##### Entries #####

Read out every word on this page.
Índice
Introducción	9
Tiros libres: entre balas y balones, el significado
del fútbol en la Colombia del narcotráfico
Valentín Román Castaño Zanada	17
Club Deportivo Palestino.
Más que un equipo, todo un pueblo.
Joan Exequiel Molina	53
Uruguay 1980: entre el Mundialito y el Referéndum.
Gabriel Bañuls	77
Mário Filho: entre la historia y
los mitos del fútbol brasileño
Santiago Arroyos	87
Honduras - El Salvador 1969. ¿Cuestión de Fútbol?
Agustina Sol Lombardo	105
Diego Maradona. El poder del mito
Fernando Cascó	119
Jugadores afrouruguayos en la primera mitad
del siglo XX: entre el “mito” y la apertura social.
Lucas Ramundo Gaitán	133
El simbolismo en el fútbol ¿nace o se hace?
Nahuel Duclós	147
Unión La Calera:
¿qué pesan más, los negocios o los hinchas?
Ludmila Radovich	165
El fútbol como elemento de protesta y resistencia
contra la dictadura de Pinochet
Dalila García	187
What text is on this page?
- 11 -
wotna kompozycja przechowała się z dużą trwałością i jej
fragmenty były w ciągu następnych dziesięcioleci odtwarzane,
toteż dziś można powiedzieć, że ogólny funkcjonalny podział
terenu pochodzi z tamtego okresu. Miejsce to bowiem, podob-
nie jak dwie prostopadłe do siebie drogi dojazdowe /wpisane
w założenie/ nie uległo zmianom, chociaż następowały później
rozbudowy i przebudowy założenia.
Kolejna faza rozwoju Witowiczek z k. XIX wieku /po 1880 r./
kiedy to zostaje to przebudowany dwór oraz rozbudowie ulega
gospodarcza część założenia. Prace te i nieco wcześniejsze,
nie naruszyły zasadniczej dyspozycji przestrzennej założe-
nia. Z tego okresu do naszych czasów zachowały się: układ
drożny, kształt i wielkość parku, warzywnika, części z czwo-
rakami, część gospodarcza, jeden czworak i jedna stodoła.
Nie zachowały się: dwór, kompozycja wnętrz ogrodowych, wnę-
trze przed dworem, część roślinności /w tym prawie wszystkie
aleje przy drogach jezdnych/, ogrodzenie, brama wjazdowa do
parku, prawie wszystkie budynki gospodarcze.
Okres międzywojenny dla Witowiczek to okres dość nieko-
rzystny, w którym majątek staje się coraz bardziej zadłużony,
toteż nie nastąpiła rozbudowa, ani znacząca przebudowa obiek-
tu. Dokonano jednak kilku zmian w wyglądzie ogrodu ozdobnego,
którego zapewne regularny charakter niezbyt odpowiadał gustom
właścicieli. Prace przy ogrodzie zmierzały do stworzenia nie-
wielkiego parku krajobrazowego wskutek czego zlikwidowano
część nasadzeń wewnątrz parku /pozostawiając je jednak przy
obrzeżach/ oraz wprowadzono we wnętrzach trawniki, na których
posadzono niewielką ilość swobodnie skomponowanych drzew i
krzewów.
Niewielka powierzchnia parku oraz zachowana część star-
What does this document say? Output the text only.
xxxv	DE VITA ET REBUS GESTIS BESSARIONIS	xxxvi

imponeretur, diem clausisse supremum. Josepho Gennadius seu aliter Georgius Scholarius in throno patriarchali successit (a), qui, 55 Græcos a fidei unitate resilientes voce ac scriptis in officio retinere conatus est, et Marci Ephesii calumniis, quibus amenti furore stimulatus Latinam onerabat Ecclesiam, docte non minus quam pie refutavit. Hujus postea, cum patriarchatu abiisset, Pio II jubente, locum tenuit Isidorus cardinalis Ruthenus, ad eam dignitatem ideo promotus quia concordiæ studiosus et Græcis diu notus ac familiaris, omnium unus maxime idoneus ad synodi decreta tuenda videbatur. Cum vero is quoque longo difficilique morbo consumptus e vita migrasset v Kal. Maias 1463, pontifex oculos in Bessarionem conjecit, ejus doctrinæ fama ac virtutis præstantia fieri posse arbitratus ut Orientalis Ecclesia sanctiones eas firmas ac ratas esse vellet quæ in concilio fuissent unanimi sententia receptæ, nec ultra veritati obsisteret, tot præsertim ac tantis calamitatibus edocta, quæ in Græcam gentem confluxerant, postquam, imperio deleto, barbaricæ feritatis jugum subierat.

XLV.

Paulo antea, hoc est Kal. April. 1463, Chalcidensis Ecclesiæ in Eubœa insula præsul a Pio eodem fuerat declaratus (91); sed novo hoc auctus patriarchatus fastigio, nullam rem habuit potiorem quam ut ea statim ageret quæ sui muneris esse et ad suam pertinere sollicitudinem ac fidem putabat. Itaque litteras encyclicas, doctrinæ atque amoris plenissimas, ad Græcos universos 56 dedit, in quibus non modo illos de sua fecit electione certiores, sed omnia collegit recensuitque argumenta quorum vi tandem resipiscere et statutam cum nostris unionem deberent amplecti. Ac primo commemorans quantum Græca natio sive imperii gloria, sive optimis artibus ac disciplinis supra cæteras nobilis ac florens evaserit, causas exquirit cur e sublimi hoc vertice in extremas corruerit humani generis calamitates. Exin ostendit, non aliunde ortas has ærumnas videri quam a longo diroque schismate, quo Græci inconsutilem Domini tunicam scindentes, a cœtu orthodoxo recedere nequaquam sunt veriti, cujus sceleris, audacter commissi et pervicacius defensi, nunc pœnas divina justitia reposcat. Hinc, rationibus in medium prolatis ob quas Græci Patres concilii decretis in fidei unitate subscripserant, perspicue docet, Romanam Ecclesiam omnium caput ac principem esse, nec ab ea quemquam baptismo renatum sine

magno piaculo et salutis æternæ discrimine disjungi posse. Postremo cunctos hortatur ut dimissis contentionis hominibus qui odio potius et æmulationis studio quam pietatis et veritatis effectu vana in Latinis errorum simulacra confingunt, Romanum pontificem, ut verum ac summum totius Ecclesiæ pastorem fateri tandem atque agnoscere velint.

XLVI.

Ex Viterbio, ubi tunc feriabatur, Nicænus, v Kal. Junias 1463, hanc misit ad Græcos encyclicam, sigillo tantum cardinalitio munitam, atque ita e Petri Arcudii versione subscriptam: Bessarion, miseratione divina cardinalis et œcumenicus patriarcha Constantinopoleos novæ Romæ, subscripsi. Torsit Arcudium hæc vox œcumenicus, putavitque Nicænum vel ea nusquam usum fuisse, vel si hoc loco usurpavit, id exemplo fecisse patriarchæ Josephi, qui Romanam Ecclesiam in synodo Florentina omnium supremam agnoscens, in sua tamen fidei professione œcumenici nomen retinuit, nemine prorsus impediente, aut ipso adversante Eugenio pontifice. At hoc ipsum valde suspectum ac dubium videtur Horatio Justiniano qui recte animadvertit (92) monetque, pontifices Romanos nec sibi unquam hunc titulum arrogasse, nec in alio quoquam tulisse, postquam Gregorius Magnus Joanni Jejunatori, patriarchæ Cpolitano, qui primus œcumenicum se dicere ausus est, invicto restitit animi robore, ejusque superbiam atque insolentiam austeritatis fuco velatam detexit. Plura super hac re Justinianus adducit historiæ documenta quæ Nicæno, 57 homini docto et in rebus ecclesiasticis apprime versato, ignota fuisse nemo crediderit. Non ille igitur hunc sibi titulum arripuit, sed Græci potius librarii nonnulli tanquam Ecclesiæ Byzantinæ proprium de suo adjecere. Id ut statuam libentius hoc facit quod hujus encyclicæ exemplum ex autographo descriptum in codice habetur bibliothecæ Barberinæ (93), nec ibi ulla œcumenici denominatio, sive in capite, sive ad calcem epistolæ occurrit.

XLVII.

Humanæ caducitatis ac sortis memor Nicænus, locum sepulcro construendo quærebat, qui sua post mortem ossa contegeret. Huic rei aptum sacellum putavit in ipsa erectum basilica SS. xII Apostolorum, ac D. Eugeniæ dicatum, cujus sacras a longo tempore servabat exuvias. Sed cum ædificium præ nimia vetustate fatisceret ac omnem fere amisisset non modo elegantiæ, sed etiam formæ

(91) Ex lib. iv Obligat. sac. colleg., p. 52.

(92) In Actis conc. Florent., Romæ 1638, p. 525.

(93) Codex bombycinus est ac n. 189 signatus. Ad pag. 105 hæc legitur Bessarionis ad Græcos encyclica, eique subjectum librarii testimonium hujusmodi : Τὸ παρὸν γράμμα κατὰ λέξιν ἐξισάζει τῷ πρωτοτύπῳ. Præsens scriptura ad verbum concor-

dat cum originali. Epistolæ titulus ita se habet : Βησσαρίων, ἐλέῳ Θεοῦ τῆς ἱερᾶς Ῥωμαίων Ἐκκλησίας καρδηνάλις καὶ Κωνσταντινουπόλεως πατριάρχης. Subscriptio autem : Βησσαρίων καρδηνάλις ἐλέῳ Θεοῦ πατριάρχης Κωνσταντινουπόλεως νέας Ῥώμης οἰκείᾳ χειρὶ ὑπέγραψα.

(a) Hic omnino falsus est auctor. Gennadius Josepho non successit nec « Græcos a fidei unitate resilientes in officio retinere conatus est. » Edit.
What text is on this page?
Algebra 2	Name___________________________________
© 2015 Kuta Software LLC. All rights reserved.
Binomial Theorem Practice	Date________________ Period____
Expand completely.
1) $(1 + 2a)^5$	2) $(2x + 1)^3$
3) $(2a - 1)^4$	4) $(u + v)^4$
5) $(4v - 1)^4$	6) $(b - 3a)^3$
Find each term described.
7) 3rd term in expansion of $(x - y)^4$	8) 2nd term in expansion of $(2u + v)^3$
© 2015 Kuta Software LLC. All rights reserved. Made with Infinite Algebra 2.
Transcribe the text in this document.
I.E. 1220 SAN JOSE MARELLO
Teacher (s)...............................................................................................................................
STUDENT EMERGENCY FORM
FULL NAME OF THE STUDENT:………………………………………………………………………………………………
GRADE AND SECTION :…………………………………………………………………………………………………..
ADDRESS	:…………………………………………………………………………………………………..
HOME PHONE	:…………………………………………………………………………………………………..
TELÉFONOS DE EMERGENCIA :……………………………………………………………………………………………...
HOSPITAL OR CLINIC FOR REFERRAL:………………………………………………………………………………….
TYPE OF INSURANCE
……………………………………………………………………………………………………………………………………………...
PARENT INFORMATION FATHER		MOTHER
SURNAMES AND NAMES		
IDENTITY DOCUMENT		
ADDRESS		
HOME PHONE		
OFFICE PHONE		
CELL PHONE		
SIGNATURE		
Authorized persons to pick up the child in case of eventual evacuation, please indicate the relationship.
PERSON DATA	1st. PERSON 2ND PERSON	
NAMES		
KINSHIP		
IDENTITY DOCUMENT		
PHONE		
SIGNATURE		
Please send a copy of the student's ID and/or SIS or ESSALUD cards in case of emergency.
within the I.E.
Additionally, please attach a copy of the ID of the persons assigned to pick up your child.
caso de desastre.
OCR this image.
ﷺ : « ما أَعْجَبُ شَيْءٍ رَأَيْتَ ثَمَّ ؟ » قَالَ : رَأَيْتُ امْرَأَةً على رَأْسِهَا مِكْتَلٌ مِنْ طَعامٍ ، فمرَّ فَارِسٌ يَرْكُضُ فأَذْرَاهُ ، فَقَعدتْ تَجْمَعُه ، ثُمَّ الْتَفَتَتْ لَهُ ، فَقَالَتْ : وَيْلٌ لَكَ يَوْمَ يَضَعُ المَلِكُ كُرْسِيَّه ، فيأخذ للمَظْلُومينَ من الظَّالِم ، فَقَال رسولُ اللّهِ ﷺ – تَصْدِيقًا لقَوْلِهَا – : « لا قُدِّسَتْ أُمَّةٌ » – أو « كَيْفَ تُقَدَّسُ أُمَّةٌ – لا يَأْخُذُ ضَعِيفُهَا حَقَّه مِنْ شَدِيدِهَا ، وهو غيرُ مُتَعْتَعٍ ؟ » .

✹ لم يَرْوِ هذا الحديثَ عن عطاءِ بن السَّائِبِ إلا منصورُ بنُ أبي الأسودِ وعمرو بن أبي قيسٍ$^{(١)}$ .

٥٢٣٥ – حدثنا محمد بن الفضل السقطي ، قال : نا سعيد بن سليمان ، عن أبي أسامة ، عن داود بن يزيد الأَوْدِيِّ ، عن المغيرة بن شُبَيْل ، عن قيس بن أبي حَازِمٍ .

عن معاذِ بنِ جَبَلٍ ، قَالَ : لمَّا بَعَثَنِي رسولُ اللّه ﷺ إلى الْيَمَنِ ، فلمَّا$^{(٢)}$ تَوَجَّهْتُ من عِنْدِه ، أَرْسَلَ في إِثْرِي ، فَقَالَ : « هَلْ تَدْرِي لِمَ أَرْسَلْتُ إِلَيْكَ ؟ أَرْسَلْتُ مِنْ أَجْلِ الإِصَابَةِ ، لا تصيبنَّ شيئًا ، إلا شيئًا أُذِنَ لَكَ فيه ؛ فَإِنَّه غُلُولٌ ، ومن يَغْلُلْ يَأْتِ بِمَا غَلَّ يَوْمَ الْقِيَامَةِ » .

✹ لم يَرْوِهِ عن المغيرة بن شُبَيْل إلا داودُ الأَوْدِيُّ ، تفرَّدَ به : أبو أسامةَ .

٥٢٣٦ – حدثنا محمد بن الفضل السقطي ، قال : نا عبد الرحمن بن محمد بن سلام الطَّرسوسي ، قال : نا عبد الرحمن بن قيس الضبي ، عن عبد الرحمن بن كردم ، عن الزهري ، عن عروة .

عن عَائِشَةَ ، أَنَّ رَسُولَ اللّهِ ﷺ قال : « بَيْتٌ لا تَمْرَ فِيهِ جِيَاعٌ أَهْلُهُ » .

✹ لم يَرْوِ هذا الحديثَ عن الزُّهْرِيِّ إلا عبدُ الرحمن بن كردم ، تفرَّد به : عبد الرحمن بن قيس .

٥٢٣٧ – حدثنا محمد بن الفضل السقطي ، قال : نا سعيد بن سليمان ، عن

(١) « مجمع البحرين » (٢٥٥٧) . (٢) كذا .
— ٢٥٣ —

#####

Tally up the lines of the listing containing the word "text". Give only the total.

§ **Solution**
4